Figure dataset records:
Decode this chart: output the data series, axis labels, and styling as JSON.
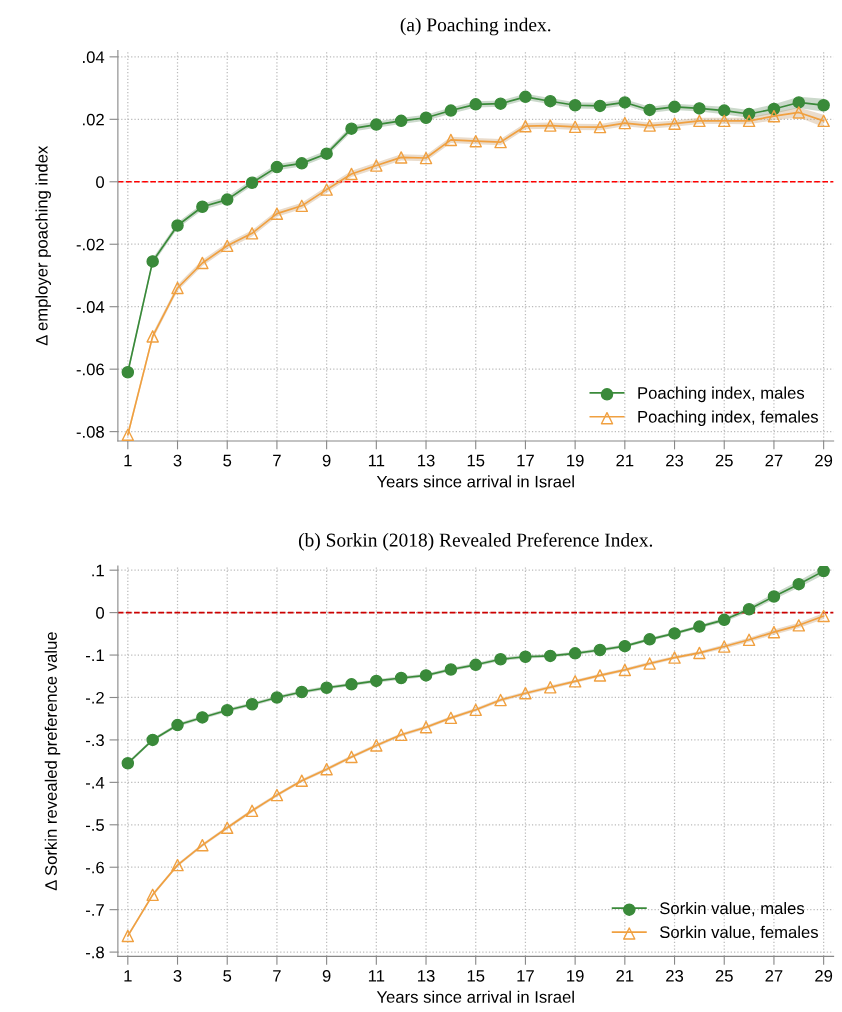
{
  "chart_data": [
    {
      "type": "line",
      "title": "(a) Poaching index.",
      "xlabel": "Years since arrival in Israel",
      "ylabel": "Δ employer poaching index",
      "x": [
        1,
        2,
        3,
        4,
        5,
        6,
        7,
        8,
        9,
        10,
        11,
        12,
        13,
        14,
        15,
        16,
        17,
        18,
        19,
        20,
        21,
        22,
        23,
        24,
        25,
        26,
        27,
        28,
        29
      ],
      "xlim": [
        0.6,
        29.4
      ],
      "xticks": [
        1,
        3,
        5,
        7,
        9,
        11,
        13,
        15,
        17,
        19,
        21,
        23,
        25,
        27,
        29
      ],
      "ylim": [
        -0.083,
        0.042
      ],
      "yticks": [
        {
          "value": 0.04,
          "label": ".04"
        },
        {
          "value": 0.02,
          "label": ".02"
        },
        0,
        {
          "value": -0.02,
          "label": "-.02"
        },
        {
          "value": -0.04,
          "label": "-.04"
        },
        {
          "value": -0.06,
          "label": "-.06"
        },
        {
          "value": -0.08,
          "label": "-.08"
        }
      ],
      "grid": true,
      "legend": "bottom right",
      "line_style": "solid",
      "ref_lines": [
        {
          "axis": "y",
          "value": 0,
          "label": null,
          "color": "#ff0000",
          "line_style": "dashed"
        }
      ],
      "series": [
        {
          "name": "Poaching index, males",
          "color": "#3a8a3a",
          "marker": "circle",
          "values": [
            -0.061,
            -0.0255,
            -0.014,
            -0.008,
            -0.0057,
            -0.0003,
            0.0047,
            0.0059,
            0.009,
            0.017,
            0.0183,
            0.0195,
            0.0205,
            0.0228,
            0.0248,
            0.025,
            0.0272,
            0.0258,
            0.0245,
            0.0243,
            0.0254,
            0.023,
            0.024,
            0.0235,
            0.0228,
            0.0217,
            0.0233,
            0.0254,
            0.0245
          ],
          "lower": [
            -0.062,
            -0.0265,
            -0.015,
            -0.009,
            -0.0067,
            -0.0013,
            0.0037,
            0.0049,
            0.008,
            0.016,
            0.0173,
            0.0185,
            0.0195,
            0.0218,
            0.0238,
            0.024,
            0.0262,
            0.0248,
            0.0235,
            0.0233,
            0.0244,
            0.022,
            0.023,
            0.0225,
            0.0216,
            0.0204,
            0.0218,
            0.0236,
            0.0224
          ],
          "upper": [
            -0.06,
            -0.0245,
            -0.013,
            -0.007,
            -0.0047,
            0.0007,
            0.0057,
            0.0069,
            0.01,
            0.018,
            0.0193,
            0.0205,
            0.0215,
            0.0238,
            0.0258,
            0.026,
            0.0282,
            0.0268,
            0.0255,
            0.0253,
            0.0264,
            0.024,
            0.025,
            0.0245,
            0.024,
            0.023,
            0.0248,
            0.0272,
            0.0266
          ]
        },
        {
          "name": "Poaching index, females",
          "color": "#f0a040",
          "marker": "triangle",
          "values": [
            -0.081,
            -0.0495,
            -0.034,
            -0.026,
            -0.0205,
            -0.0165,
            -0.0102,
            -0.0077,
            -0.0025,
            0.0025,
            0.0052,
            0.0078,
            0.0076,
            0.0134,
            0.013,
            0.0127,
            0.0178,
            0.018,
            0.0176,
            0.0175,
            0.0188,
            0.018,
            0.0186,
            0.0195,
            0.0195,
            0.0195,
            0.021,
            0.0222,
            0.0195
          ],
          "lower": [
            -0.082,
            -0.0505,
            -0.035,
            -0.027,
            -0.0215,
            -0.0175,
            -0.0112,
            -0.0087,
            -0.0035,
            0.0015,
            0.0042,
            0.0068,
            0.0066,
            0.0124,
            0.012,
            0.0117,
            0.0168,
            0.017,
            0.0166,
            0.0165,
            0.0178,
            0.017,
            0.0176,
            0.0185,
            0.0185,
            0.0184,
            0.0197,
            0.0206,
            0.0175
          ],
          "upper": [
            -0.08,
            -0.0485,
            -0.033,
            -0.025,
            -0.0195,
            -0.0155,
            -0.0092,
            -0.0067,
            -0.0015,
            0.0035,
            0.0062,
            0.0088,
            0.0086,
            0.0144,
            0.014,
            0.0137,
            0.0188,
            0.019,
            0.0186,
            0.0185,
            0.0198,
            0.019,
            0.0196,
            0.0205,
            0.0205,
            0.0206,
            0.0223,
            0.0238,
            0.0215
          ]
        }
      ]
    },
    {
      "type": "line",
      "title": "(b) Sorkin (2018) Revealed Preference Index.",
      "xlabel": "Years since arrival in Israel",
      "ylabel": "Δ Sorkin revealed preference value",
      "x": [
        1,
        2,
        3,
        4,
        5,
        6,
        7,
        8,
        9,
        10,
        11,
        12,
        13,
        14,
        15,
        16,
        17,
        18,
        19,
        20,
        21,
        22,
        23,
        24,
        25,
        26,
        27,
        28,
        29
      ],
      "xlim": [
        0.6,
        29.4
      ],
      "xticks": [
        1,
        3,
        5,
        7,
        9,
        11,
        13,
        15,
        17,
        19,
        21,
        23,
        25,
        27,
        29
      ],
      "ylim": [
        -0.81,
        0.11
      ],
      "yticks": [
        {
          "value": 0.1,
          "label": ".1"
        },
        0,
        {
          "value": -0.1,
          "label": "-.1"
        },
        {
          "value": -0.2,
          "label": "-.2"
        },
        {
          "value": -0.3,
          "label": "-.3"
        },
        {
          "value": -0.4,
          "label": "-.4"
        },
        {
          "value": -0.5,
          "label": "-.5"
        },
        {
          "value": -0.6,
          "label": "-.6"
        },
        {
          "value": -0.7,
          "label": "-.7"
        },
        {
          "value": -0.8,
          "label": "-.8"
        }
      ],
      "grid": true,
      "legend": "bottom right",
      "line_style": "solid",
      "ref_lines": [
        {
          "axis": "y",
          "value": 0,
          "label": null,
          "color": "#cc0000",
          "line_style": "dashed"
        }
      ],
      "series": [
        {
          "name": "Sorkin value, males",
          "color": "#3a8a3a",
          "marker": "circle",
          "values": [
            -0.355,
            -0.3,
            -0.265,
            -0.247,
            -0.23,
            -0.216,
            -0.2,
            -0.187,
            -0.177,
            -0.169,
            -0.161,
            -0.154,
            -0.148,
            -0.134,
            -0.123,
            -0.11,
            -0.104,
            -0.102,
            -0.096,
            -0.088,
            -0.079,
            -0.063,
            -0.049,
            -0.033,
            -0.017,
            0.008,
            0.038,
            0.067,
            0.098
          ],
          "lower": [
            -0.359,
            -0.304,
            -0.269,
            -0.251,
            -0.234,
            -0.22,
            -0.204,
            -0.191,
            -0.181,
            -0.173,
            -0.165,
            -0.158,
            -0.152,
            -0.138,
            -0.127,
            -0.114,
            -0.108,
            -0.106,
            -0.1,
            -0.092,
            -0.083,
            -0.067,
            -0.053,
            -0.037,
            -0.022,
            0.002,
            0.031,
            0.059,
            0.089
          ],
          "upper": [
            -0.351,
            -0.296,
            -0.261,
            -0.243,
            -0.226,
            -0.212,
            -0.196,
            -0.183,
            -0.173,
            -0.165,
            -0.157,
            -0.15,
            -0.144,
            -0.13,
            -0.119,
            -0.106,
            -0.1,
            -0.098,
            -0.092,
            -0.084,
            -0.075,
            -0.059,
            -0.045,
            -0.029,
            -0.012,
            0.014,
            0.045,
            0.075,
            0.107
          ]
        },
        {
          "name": "Sorkin value, females",
          "color": "#f0a040",
          "marker": "triangle",
          "values": [
            -0.762,
            -0.665,
            -0.595,
            -0.548,
            -0.507,
            -0.467,
            -0.43,
            -0.396,
            -0.369,
            -0.34,
            -0.313,
            -0.288,
            -0.27,
            -0.248,
            -0.229,
            -0.206,
            -0.19,
            -0.176,
            -0.162,
            -0.148,
            -0.135,
            -0.12,
            -0.106,
            -0.095,
            -0.08,
            -0.064,
            -0.046,
            -0.03,
            -0.008
          ],
          "lower": [
            -0.766,
            -0.669,
            -0.599,
            -0.552,
            -0.511,
            -0.471,
            -0.434,
            -0.4,
            -0.373,
            -0.344,
            -0.317,
            -0.292,
            -0.274,
            -0.252,
            -0.233,
            -0.21,
            -0.194,
            -0.18,
            -0.166,
            -0.152,
            -0.139,
            -0.124,
            -0.11,
            -0.099,
            -0.085,
            -0.069,
            -0.052,
            -0.036,
            -0.015
          ],
          "upper": [
            -0.758,
            -0.661,
            -0.591,
            -0.544,
            -0.503,
            -0.463,
            -0.426,
            -0.392,
            -0.365,
            -0.336,
            -0.309,
            -0.284,
            -0.266,
            -0.244,
            -0.225,
            -0.202,
            -0.186,
            -0.172,
            -0.158,
            -0.144,
            -0.131,
            -0.116,
            -0.102,
            -0.091,
            -0.075,
            -0.059,
            -0.04,
            -0.024,
            -0.001
          ]
        }
      ]
    }
  ]
}
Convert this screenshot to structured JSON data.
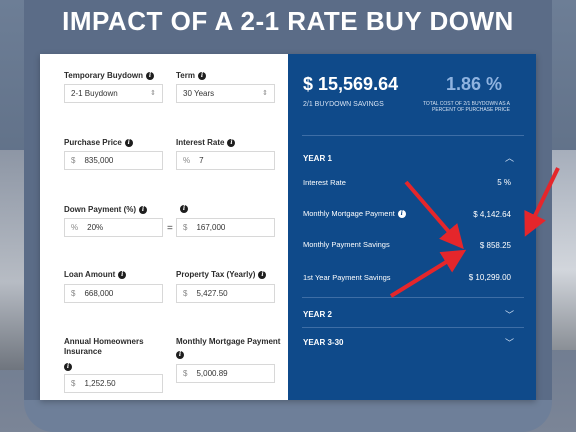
{
  "headline": "IMPACT OF A 2-1 RATE BUY DOWN",
  "form": {
    "temporary_buydown": {
      "label": "Temporary Buydown",
      "value": "2-1 Buydown"
    },
    "term": {
      "label": "Term",
      "value": "30 Years"
    },
    "purchase_price": {
      "label": "Purchase Price",
      "prefix": "$",
      "value": "835,000"
    },
    "interest_rate": {
      "label": "Interest Rate",
      "prefix": "%",
      "value": "7"
    },
    "down_payment_pct": {
      "label": "Down Payment (%)",
      "prefix": "%",
      "value": "20%"
    },
    "equals": "=",
    "down_payment_amt": {
      "prefix": "$",
      "value": "167,000"
    },
    "loan_amount": {
      "label": "Loan Amount",
      "prefix": "$",
      "value": "668,000"
    },
    "property_tax": {
      "label": "Property Tax (Yearly)",
      "prefix": "$",
      "value": "5,427.50"
    },
    "insurance": {
      "label": "Annual Homeowners Insurance",
      "prefix": "$",
      "value": "1,252.50"
    },
    "monthly_payment": {
      "label": "Monthly Mortgage Payment",
      "prefix": "$",
      "value": "5,000.89"
    }
  },
  "results": {
    "savings_value": "$ 15,569.64",
    "savings_caption": "2/1 BUYDOWN SAVINGS",
    "percent_value": "1.86 %",
    "percent_caption": "TOTAL COST OF 2/1 BUYDOWN AS A PERCENT OF PURCHASE PRICE",
    "year1": {
      "title": "YEAR 1",
      "rows": [
        {
          "label": "Interest Rate",
          "value": "5 %"
        },
        {
          "label": "Monthly Mortgage Payment",
          "value": "$ 4,142.64"
        },
        {
          "label": "Monthly Payment Savings",
          "value": "$ 858.25"
        },
        {
          "label": "1st Year Payment Savings",
          "value": "$ 10,299.00"
        }
      ]
    },
    "year2": {
      "title": "YEAR 2"
    },
    "year3": {
      "title": "YEAR 3-30"
    }
  },
  "colors": {
    "panel_blue": "#0f4a8a",
    "frame": "#5b6c87",
    "arrow_red": "#e5262b",
    "accent_percent": "#8fb3e0"
  },
  "icons": [
    "info-icon",
    "chevron-up-icon",
    "chevron-down-icon",
    "select-caret-icon",
    "red-arrow-icon"
  ]
}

#### WHAT THE TASK REQUIRES
From the material above, gather all lines that include the string "title" and copy them.

#### OUTPUT BELOW
      "title": "(a) Poaching index.",
      "title": "(b) Sorkin (2018) Revealed Preference Index.",
      "title": "YEAR 1",
      "title": "YEAR 2"
      "title": "YEAR 3-30"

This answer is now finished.